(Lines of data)
╭──
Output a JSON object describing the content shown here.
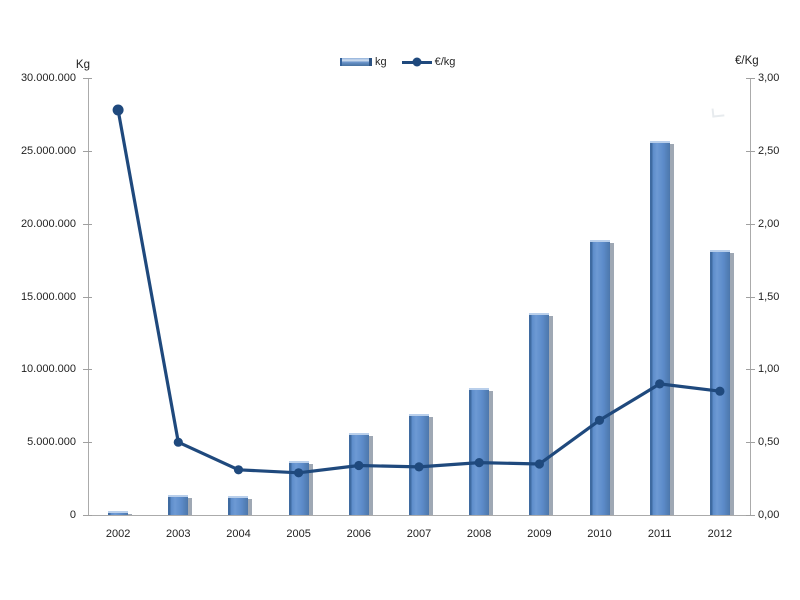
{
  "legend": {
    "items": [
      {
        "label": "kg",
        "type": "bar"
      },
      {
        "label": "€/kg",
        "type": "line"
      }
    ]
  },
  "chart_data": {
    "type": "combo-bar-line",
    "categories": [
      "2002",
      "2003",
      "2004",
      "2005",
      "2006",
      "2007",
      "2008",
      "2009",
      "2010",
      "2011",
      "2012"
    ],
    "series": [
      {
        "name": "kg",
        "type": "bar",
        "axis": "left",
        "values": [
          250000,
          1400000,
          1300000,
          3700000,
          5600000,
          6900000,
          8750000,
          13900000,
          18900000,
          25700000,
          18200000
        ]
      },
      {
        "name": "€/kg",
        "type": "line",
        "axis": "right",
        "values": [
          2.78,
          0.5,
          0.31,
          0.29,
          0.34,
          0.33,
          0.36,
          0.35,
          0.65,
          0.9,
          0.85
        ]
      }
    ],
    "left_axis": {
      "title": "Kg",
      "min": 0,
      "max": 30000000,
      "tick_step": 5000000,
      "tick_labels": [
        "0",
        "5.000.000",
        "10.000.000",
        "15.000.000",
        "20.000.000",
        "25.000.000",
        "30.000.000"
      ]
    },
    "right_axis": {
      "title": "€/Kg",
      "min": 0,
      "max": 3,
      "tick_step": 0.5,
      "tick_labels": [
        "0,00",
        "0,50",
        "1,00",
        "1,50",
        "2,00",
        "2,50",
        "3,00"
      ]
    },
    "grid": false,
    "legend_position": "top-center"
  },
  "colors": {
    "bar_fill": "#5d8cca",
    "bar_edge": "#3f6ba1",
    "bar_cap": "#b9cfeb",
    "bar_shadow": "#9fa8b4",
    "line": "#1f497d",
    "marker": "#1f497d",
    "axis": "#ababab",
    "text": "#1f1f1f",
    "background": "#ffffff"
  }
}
╰──
╭──
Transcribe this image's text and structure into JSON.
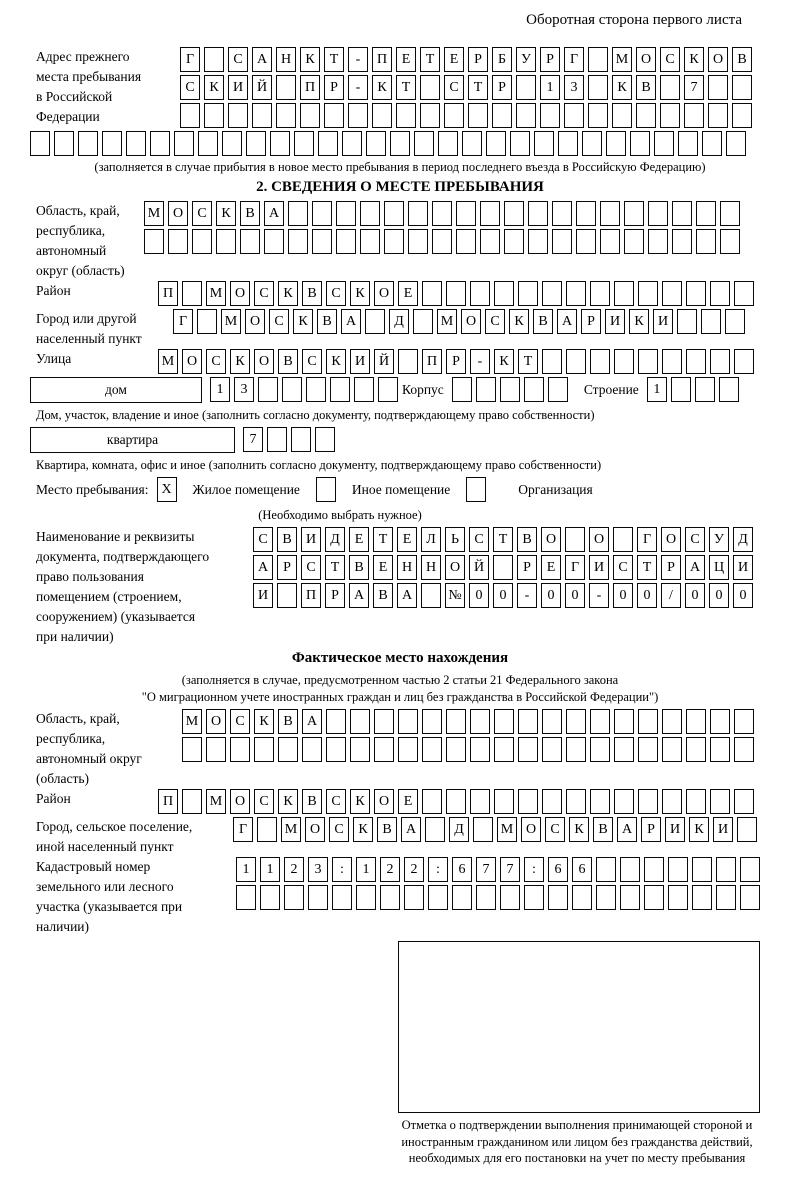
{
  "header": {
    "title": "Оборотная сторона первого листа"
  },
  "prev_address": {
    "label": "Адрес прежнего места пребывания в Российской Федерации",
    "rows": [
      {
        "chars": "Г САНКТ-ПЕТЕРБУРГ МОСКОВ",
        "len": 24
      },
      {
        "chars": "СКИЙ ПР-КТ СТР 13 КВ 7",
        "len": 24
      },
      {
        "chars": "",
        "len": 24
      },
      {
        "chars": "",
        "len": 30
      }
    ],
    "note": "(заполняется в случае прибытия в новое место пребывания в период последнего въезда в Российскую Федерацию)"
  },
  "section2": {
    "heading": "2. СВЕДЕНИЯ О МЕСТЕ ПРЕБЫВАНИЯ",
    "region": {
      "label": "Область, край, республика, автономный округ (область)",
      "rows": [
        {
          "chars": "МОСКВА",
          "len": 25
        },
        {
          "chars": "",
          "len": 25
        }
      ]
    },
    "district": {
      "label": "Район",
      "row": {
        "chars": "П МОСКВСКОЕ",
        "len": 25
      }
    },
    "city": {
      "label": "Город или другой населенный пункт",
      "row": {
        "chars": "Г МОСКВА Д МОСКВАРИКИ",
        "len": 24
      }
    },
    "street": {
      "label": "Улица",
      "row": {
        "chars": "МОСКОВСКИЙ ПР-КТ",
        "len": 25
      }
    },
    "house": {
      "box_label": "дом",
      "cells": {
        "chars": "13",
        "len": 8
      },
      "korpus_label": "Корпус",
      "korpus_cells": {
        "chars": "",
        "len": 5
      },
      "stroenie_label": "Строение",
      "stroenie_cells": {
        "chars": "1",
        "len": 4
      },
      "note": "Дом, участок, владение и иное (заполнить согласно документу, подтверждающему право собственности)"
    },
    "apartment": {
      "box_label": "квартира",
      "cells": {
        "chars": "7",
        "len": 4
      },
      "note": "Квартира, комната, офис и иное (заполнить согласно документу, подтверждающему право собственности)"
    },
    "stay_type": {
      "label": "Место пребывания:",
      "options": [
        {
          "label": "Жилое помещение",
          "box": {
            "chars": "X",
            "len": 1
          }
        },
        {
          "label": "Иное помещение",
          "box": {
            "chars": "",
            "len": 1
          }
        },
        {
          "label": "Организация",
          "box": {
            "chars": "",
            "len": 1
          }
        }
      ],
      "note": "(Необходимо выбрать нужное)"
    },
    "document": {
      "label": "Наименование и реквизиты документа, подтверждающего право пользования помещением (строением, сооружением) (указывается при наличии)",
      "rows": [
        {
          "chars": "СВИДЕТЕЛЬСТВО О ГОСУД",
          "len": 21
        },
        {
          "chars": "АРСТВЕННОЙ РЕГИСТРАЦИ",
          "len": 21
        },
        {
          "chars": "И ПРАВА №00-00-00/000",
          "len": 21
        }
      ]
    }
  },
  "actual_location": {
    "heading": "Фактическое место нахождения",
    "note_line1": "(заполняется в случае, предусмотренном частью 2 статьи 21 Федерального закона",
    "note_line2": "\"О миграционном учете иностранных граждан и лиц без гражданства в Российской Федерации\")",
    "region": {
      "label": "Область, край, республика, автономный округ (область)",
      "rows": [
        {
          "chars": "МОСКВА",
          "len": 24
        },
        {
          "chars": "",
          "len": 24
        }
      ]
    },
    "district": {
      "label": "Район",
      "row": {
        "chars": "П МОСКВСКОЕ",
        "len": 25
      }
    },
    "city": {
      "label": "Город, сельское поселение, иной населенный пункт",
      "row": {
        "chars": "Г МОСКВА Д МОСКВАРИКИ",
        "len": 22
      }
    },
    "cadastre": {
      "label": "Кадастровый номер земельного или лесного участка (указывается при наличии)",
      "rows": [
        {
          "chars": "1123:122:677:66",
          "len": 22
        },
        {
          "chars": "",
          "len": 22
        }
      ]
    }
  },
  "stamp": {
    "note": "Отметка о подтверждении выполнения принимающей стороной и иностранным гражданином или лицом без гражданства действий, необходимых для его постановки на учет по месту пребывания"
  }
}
╰──
### Challenge
From the listing, copy each line containing the word "Федерации".

### Answer to this problem
    "label": "Адрес прежнего места пребывания в Российской Федерации",
    "note_line2": "\"О миграционном учете иностранных граждан и лиц без гражданства в Российской Федерации\")",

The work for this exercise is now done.